- [Exercise]: Reproduce all the entries exactly.

- - - - -

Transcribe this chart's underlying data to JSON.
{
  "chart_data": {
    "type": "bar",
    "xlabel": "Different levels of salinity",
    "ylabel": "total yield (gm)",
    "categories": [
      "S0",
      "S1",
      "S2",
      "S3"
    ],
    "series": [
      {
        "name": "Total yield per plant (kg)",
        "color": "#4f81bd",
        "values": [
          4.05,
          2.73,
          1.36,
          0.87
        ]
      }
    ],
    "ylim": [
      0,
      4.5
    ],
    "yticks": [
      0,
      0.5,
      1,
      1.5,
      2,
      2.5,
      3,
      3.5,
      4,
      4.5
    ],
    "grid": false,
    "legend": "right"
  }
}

- - - - -

- [Exercise response]:
Transcribe this chart's underlying data to JSON.
{
  "chart_data": {
    "type": "bar",
    "xlabel": "Different levels of salinity",
    "ylabel": "total yield (gm)",
    "categories": [
      "S0",
      "S1",
      "S2",
      "S3"
    ],
    "series": [
      {
        "name": "Total yield per plant (kg)",
        "color": "#4f81bd",
        "values": [
          4.05,
          2.73,
          1.36,
          0.87
        ]
      }
    ],
    "ylim": [
      0,
      4.5
    ],
    "yticks": [
      0,
      0.5,
      1,
      1.5,
      2,
      2.5,
      3,
      3.5,
      4,
      4.5
    ],
    "grid": false,
    "legend": "right"
  }
}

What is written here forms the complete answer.